*DIRECTIONS FOR THIS TASK*
Transcribe the entries below exactly; leave every image out.

[Dataset records]

— START —

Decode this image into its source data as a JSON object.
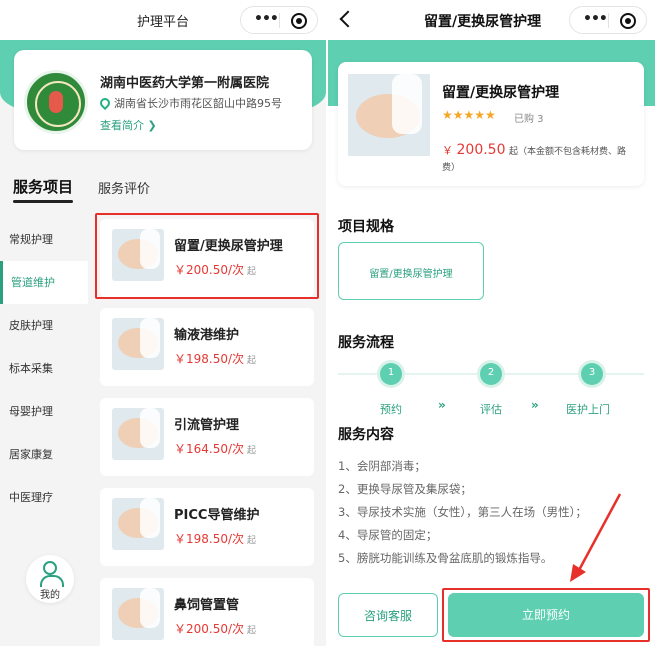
{
  "left": {
    "nav_title": "护理平台",
    "hospital": {
      "name": "湖南中医药大学第一附属医院",
      "address": "湖南省长沙市雨花区韶山中路95号",
      "intro_link": "查看简介 ❯"
    },
    "tabs": {
      "services": "服务项目",
      "reviews": "服务评价"
    },
    "categories": [
      "常规护理",
      "管道维护",
      "皮肤护理",
      "标本采集",
      "母婴护理",
      "居家康复",
      "中医理疗"
    ],
    "me_label": "我的",
    "services": [
      {
        "name": "留置/更换尿管护理",
        "price": "￥200.50/次",
        "suffix": "起"
      },
      {
        "name": "输液港维护",
        "price": "￥198.50/次",
        "suffix": "起"
      },
      {
        "name": "引流管护理",
        "price": "￥164.50/次",
        "suffix": "起"
      },
      {
        "name": "PICC导管维护",
        "price": "￥198.50/次",
        "suffix": "起"
      },
      {
        "name": "鼻饲管置管",
        "price": "￥200.50/次",
        "suffix": "起"
      }
    ]
  },
  "right": {
    "nav_title": "留置/更换尿管护理",
    "product": {
      "name": "留置/更换尿管护理",
      "stars": "★★★★★",
      "sold": "已购 3",
      "currency": "￥",
      "price": "200.50",
      "price_suffix": "起（本金额不包含耗材费、路",
      "price_note_2": "费）"
    },
    "spec_title": "项目规格",
    "spec_option": "留置/更换尿管护理",
    "flow_title": "服务流程",
    "flow_steps": [
      "1",
      "2",
      "3"
    ],
    "flow_labels": [
      "预约",
      "评估",
      "医护上门"
    ],
    "flow_arrow": "»",
    "content_title": "服务内容",
    "content_lines": [
      "1、会阴部消毒；",
      "2、更换导尿管及集尿袋；",
      "3、导尿技术实施（女性），第三人在场（男性）；",
      "4、导尿管的固定；",
      "5、膀胱功能训练及骨盆底肌的锻炼指导。"
    ],
    "consult_button": "咨询客服",
    "book_button": "立即预约"
  },
  "colors": {
    "accent": "#5ecfb1",
    "accent_dark": "#2ba07f",
    "price": "#e53935",
    "highlight": "#e8302a"
  }
}
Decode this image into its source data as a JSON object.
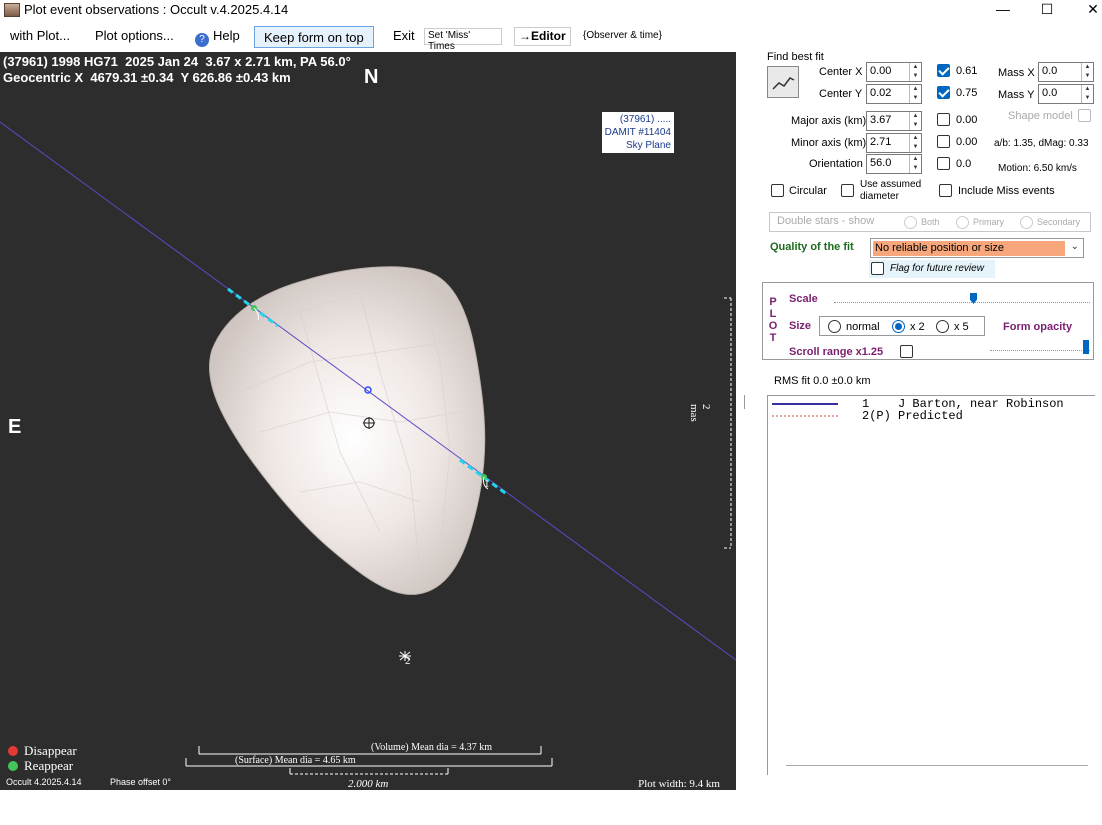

— END —

*REPLY*
Decode this image into its source data as a JSON object.
{
  "left": {
    "nav_title": "护理平台",
    "hospital": {
      "name": "湖南中医药大学第一附属医院",
      "address": "湖南省长沙市雨花区韶山中路95号",
      "intro_link": "查看简介 ❯"
    },
    "tabs": {
      "services": "服务项目",
      "reviews": "服务评价"
    },
    "categories": [
      "常规护理",
      "管道维护",
      "皮肤护理",
      "标本采集",
      "母婴护理",
      "居家康复",
      "中医理疗"
    ],
    "me_label": "我的",
    "services": [
      {
        "name": "留置/更换尿管护理",
        "price": "￥200.50/次",
        "suffix": "起"
      },
      {
        "name": "输液港维护",
        "price": "￥198.50/次",
        "suffix": "起"
      },
      {
        "name": "引流管护理",
        "price": "￥164.50/次",
        "suffix": "起"
      },
      {
        "name": "PICC导管维护",
        "price": "￥198.50/次",
        "suffix": "起"
      },
      {
        "name": "鼻饲管置管",
        "price": "￥200.50/次",
        "suffix": "起"
      }
    ]
  },
  "right": {
    "nav_title": "留置/更换尿管护理",
    "product": {
      "name": "留置/更换尿管护理",
      "stars": "★★★★★",
      "sold": "已购 3",
      "currency": "￥",
      "price": "200.50",
      "price_suffix": "起（本金额不包含耗材费、路",
      "price_note_2": "费）"
    },
    "spec_title": "项目规格",
    "spec_option": "留置/更换尿管护理",
    "flow_title": "服务流程",
    "flow_steps": [
      "1",
      "2",
      "3"
    ],
    "flow_labels": [
      "预约",
      "评估",
      "医护上门"
    ],
    "flow_arrow": "»",
    "content_title": "服务内容",
    "content_lines": [
      "1、会阴部消毒；",
      "2、更换导尿管及集尿袋；",
      "3、导尿技术实施（女性），第三人在场（男性）；",
      "4、导尿管的固定；",
      "5、膀胱功能训练及骨盆底肌的锻炼指导。"
    ],
    "consult_button": "咨询客服",
    "book_button": "立即预约"
  },
  "colors": {
    "accent": "#5ecfb1",
    "accent_dark": "#2ba07f",
    "price": "#e53935",
    "highlight": "#e8302a"
  }
}
Decode this image into its source data as a JSON object.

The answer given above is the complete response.